**TASK BRIEF**. Return all lines with the word "公路水路运输" in them.

************

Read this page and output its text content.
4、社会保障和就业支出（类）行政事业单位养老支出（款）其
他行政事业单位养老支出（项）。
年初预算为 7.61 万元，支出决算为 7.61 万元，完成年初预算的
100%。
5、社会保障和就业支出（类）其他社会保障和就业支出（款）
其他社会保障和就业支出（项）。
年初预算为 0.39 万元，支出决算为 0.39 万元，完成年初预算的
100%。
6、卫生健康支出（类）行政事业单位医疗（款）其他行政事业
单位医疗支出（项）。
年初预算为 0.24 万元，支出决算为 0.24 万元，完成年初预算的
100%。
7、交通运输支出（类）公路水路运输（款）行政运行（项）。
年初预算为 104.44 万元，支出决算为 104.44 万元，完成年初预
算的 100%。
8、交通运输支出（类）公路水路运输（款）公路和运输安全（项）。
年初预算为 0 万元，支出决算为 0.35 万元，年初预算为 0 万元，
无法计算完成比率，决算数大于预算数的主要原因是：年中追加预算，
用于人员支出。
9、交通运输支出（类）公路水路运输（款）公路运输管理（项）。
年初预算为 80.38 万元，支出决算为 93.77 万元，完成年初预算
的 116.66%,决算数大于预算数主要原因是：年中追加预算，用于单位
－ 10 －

************

**SOLUTION**.
7、交通运输支出（类）公路水路运输（款）行政运行（项）。
8、交通运输支出（类）公路水路运输（款）公路和运输安全（项）。
9、交通运输支出（类）公路水路运输（款）公路运输管理（项）。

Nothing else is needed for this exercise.